What you should do
Find and copy each line of the records where the string "Involve" shows up.

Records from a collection
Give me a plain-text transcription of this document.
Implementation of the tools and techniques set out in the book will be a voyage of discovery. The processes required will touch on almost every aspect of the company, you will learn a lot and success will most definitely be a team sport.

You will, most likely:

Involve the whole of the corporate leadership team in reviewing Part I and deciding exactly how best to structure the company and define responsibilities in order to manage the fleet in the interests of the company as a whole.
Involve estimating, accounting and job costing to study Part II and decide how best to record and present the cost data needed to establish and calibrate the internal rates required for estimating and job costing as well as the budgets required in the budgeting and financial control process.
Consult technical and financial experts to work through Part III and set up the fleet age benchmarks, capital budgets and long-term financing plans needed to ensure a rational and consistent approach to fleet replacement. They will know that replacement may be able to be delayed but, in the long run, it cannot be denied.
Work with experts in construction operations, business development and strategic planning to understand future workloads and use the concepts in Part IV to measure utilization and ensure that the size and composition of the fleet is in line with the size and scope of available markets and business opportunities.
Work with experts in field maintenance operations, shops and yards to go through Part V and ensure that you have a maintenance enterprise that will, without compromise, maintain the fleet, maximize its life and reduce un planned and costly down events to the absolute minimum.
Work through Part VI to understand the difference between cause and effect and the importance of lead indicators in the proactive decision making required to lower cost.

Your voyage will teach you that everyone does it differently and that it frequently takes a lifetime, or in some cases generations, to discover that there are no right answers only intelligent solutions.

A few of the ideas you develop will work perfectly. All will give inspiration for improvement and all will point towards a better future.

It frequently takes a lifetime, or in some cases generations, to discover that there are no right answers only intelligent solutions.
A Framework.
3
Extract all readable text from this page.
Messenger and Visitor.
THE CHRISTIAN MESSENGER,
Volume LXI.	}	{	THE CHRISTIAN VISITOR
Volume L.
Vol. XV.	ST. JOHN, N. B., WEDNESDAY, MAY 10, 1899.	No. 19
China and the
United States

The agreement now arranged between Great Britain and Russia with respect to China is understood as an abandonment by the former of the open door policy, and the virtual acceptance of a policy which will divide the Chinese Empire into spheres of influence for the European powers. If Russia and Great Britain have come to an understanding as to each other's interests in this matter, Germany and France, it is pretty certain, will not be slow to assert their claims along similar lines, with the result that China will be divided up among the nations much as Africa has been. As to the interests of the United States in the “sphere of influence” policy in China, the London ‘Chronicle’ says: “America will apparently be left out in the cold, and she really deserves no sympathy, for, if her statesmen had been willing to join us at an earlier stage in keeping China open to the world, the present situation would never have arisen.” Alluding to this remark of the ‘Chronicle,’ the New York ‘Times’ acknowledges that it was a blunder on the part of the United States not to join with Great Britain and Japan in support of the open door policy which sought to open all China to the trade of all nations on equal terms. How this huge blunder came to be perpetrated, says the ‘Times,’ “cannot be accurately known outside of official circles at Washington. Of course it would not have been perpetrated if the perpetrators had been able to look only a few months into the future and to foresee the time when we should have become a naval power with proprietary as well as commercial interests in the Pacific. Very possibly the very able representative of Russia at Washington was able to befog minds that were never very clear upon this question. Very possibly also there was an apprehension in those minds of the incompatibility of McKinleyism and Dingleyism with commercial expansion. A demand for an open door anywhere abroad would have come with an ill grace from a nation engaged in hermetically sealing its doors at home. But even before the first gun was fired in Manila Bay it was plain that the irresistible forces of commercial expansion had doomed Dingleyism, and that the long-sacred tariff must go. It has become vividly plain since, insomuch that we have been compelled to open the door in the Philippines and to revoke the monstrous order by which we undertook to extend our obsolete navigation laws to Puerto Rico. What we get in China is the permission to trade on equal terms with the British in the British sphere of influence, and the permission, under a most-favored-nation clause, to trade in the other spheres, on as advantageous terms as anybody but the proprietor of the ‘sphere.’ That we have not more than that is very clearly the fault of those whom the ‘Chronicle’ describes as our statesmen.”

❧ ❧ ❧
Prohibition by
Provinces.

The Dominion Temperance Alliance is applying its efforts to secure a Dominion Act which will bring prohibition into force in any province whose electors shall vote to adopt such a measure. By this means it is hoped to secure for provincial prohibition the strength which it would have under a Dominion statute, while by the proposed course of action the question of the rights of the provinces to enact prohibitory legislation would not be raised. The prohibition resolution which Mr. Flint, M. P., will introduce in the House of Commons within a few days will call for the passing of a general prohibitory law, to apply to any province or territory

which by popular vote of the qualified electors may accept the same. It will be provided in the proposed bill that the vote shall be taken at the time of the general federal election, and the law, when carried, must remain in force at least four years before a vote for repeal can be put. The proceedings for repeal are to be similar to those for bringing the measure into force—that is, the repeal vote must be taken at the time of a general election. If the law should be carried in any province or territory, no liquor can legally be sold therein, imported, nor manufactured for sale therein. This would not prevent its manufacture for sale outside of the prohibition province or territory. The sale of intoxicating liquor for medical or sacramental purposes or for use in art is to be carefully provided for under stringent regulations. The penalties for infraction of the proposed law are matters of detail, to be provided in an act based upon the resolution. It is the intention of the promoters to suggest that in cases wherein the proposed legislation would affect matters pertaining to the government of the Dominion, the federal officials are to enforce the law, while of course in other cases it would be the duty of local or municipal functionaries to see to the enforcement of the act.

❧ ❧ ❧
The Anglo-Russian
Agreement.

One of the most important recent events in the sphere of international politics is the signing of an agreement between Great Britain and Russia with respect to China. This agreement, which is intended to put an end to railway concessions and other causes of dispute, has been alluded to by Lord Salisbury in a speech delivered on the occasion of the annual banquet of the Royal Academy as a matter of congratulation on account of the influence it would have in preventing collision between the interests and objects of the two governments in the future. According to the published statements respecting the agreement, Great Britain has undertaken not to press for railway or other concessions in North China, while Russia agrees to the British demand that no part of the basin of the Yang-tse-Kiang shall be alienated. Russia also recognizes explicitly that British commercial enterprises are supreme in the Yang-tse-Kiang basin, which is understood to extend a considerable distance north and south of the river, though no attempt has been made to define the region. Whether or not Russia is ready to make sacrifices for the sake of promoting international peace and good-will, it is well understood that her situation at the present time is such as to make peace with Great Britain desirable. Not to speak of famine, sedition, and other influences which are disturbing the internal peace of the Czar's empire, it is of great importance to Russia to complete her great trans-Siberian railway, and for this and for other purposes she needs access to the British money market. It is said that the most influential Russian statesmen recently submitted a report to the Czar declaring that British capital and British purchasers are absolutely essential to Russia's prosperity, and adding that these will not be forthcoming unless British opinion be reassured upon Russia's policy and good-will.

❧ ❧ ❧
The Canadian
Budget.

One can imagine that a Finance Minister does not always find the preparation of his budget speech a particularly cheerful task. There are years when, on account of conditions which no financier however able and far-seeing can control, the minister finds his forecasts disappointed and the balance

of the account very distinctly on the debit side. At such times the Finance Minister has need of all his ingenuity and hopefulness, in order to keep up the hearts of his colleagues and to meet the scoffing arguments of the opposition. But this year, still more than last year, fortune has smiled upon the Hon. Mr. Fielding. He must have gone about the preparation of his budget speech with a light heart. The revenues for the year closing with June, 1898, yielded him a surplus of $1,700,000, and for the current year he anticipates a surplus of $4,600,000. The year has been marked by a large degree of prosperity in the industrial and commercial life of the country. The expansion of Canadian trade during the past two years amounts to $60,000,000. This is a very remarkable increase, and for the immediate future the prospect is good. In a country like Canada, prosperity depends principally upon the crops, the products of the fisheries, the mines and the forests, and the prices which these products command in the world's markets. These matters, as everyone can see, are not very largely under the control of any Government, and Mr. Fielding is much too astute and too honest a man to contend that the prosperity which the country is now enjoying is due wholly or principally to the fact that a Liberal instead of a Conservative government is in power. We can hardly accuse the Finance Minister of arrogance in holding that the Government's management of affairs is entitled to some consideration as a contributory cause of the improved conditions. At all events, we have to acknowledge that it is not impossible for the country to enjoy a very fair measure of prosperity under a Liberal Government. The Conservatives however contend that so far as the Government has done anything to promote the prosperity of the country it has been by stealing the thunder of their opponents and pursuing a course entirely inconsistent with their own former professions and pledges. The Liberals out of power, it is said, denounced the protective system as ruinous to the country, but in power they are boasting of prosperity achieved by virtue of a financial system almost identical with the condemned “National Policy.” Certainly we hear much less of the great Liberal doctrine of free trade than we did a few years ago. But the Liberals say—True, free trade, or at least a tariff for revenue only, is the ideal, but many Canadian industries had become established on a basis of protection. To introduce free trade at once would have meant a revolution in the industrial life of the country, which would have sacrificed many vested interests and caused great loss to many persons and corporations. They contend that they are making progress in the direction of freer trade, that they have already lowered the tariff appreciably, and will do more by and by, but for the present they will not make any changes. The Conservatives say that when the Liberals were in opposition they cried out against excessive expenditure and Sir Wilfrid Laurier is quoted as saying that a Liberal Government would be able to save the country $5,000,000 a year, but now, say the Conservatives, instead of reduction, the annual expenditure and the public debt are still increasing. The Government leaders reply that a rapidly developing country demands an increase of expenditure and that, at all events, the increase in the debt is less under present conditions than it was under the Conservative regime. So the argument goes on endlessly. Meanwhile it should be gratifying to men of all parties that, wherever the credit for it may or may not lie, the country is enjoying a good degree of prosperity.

Solution to the exercise
Involve the whole of the corporate leadership team in reviewing Part I and deciding exactly how best to structure the company and define responsibilities in order to manage the fleet in the interests of the company as a whole.
Involve estimating, accounting and job costing to study Part II and decide how best to record and present the cost data needed to establish and calibrate the internal rates required for estimating and job costing as well as the budgets required in the budgeting and financial control process.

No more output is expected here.